**EXTRAIT DU DOCUMENT:**
══════════
2. Chaque État membre prend les mesures nécessaires pour faire en sorte que les titulaires de droits dont les intérêts sont lésés par une infraction commise sur son territoire puissent intenter une action en dommages-intérêts et/ou demander qu’une ordonnance sur requête soit rendue ainsi que, le cas échéant, demander la saisie du matériel concerné par l’infraction ainsi que des dispositifs, produits ou composants visés à l’article 6, paragraphe 2.
3. Les États membres veillent à ce que les titulaires de droits puissent demander qu’une ordonnance sur requête soit rendue à l’encontre des intermédiaires dont les services sont utilisés par un tiers pour porter atteinte à un droit d’auteur ou à un droit voisin.»
b) La directive 2004/48 relative au respect des droits de propriété intellectuelle
8. L’article 9, paragraphe 1, sous a), de la directive 2004/48 dispose:
«Les États membres veillent à ce que les autorités judiciaires compétentes puissent, à la demande du requérant:
a) rendre à l’encontre du contrevenant supposé une ordonnance de référé visant à prévenir toute atteinte imminente à un droit de propriété intellectuelle, à interdire, à titre provisoire et sous réserve, le cas échéant, du paiement d’une astreinte lorsque la législation nationale le prévoit, que les atteintes présumées à ce droit se poursuivent, ou à subordonner leur poursuite à la constitution de garanties destinées à assurer l’indemnisation du titulaire du droit; une ordonnance de référé peut également être rendue, dans les mêmes conditions, à l’encontre d’un intermédiaire dont les services sont utilisés par un tiers pour porter atteinte à un droit de propriété intellectuelle; les injonctions à l’encontre des intermédiaires dont les services sont utilisés par un tiers pour porter atteinte à un droit d’auteur ou à un droit voisin sont couvertes par la directive 2001/29/CE».
9. L’article 11 de la directive 2004/48, intitulé «Injonctions», prévoit:
«Les États membres veillent à ce que, lorsqu’une décision judiciaire a été prise constatant une atteinte à un droit de propriété intellectuelle, les autorités judiciaires compétentes puissent rendre à l’encontre du contrevenant une injonction visant à interdire la poursuite de cette atteinte. Lorsque la législation nationale le prévoit, le non-respect d’une injonction est, le cas échéant, passible d’une astreinte, destinée à en assurer l’exécution. Les États membres veillent également à ce que les titulaires de droits puissent demander une injonction à l’encontre des intermédiaires dont les services sont utilisés par un tiers pour porter atteinte à un droit de propriété intellectuelle, sans préjudice de l’article 8, paragraphe 3, de la directive 2001/29/CE.»
══════════
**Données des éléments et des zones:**
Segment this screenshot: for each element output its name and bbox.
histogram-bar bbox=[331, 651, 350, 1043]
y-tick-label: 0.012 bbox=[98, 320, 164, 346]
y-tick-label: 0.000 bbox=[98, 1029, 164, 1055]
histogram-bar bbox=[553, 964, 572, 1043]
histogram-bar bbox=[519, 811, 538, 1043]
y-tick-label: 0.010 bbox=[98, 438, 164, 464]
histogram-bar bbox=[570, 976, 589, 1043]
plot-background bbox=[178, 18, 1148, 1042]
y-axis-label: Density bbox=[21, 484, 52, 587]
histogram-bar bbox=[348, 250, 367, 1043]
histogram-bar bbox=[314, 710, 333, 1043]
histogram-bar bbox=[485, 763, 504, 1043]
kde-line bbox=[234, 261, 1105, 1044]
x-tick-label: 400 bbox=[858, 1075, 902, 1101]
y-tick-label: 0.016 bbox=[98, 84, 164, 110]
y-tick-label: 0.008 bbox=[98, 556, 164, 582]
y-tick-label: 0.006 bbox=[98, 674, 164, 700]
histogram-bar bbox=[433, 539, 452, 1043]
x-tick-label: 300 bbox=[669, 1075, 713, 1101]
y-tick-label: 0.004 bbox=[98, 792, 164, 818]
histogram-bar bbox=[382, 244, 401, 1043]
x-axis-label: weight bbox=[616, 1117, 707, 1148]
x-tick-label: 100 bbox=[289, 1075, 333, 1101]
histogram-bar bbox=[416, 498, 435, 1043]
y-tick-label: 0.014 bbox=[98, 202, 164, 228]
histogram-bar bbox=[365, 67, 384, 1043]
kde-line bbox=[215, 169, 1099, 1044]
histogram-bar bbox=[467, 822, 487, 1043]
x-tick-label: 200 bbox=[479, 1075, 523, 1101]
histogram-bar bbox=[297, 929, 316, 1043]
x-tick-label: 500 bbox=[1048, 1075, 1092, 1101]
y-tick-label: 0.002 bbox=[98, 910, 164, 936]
══════════
**EXERCICE À TRAITER:** D'après l'extrait, à quoi sert l'astreinte prévue à l'article 11 de la directive 2004/48 en cas de non-respect d'une injonction ? Répondez en une à trois phrases. Les enregistrements proviennent d'une autre source.

**SOLUTION:** L'astreinte est destinée à assurer l'exécution de l'injonction. Elle s'applique, le cas échéant, lorsque la législation nationale le prévoit.